WHAT YOU HAVE TO DO
Extract all lines that hold the string "else".

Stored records
[start]
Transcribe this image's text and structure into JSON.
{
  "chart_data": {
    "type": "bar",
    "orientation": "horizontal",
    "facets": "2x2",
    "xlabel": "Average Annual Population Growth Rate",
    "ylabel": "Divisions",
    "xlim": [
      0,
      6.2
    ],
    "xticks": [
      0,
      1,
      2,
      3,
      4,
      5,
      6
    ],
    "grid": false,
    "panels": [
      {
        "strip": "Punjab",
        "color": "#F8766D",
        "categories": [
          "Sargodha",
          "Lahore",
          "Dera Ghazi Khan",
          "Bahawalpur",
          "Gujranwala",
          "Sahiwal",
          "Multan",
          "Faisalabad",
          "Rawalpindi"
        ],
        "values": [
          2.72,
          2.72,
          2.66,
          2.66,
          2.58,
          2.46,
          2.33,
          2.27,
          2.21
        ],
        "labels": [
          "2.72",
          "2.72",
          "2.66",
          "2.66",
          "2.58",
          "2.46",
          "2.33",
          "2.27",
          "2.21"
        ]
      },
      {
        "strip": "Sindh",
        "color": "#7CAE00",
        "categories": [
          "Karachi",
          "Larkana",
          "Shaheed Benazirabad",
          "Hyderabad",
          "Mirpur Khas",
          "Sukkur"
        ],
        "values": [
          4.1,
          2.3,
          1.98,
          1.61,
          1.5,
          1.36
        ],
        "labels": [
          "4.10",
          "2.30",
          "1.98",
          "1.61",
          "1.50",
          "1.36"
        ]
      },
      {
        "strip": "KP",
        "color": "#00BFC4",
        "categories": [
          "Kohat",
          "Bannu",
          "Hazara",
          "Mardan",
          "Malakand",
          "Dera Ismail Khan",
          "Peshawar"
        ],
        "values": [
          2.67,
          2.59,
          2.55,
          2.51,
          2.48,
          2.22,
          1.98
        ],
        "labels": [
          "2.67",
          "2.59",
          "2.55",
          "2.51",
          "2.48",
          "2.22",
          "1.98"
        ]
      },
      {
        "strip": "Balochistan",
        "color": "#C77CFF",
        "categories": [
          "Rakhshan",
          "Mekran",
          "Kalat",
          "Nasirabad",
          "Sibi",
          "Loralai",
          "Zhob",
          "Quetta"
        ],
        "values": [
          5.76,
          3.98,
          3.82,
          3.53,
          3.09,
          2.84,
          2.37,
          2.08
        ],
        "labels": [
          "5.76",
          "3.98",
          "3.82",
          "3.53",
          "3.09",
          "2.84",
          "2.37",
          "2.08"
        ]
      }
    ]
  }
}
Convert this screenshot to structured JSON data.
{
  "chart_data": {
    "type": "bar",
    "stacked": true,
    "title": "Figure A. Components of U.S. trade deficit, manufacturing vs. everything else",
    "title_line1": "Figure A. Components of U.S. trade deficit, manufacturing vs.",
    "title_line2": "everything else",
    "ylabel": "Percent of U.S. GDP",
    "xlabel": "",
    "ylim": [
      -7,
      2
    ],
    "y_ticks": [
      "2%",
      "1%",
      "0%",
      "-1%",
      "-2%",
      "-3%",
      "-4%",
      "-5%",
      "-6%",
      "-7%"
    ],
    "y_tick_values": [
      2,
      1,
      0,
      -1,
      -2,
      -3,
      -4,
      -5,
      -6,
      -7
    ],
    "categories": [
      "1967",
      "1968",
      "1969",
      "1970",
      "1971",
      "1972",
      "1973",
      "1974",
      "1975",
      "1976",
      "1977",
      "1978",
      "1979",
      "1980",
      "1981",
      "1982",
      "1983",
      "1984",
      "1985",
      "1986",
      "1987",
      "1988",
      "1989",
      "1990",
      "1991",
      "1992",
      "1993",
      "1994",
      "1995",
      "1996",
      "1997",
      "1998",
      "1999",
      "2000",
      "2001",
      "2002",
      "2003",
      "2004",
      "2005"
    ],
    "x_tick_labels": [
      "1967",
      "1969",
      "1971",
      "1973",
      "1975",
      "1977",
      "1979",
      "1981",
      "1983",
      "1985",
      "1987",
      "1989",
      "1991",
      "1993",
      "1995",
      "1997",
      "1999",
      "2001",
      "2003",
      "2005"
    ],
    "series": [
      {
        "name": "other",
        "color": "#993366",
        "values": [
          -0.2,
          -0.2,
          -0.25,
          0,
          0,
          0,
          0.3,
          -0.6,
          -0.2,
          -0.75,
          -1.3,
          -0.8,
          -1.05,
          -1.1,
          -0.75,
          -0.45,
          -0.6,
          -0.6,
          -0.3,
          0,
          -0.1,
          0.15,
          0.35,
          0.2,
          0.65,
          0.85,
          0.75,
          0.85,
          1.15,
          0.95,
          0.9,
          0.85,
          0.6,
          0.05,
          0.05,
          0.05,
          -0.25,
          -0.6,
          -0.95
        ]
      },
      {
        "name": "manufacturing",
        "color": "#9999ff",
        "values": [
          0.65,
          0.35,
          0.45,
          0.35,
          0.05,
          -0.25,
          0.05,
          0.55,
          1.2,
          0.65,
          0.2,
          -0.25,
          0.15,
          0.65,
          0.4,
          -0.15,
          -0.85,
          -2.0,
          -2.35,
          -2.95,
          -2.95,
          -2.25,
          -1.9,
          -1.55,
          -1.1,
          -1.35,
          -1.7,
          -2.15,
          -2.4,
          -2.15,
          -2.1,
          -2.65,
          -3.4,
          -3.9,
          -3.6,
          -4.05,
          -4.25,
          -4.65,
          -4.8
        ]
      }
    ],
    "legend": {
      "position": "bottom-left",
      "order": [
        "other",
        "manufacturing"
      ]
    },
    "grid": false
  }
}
[end]
TASK OUTPUT
    "title": "Figure A. Components of U.S. trade deficit, manufacturing vs. everything else",
    "title_line2": "everything else",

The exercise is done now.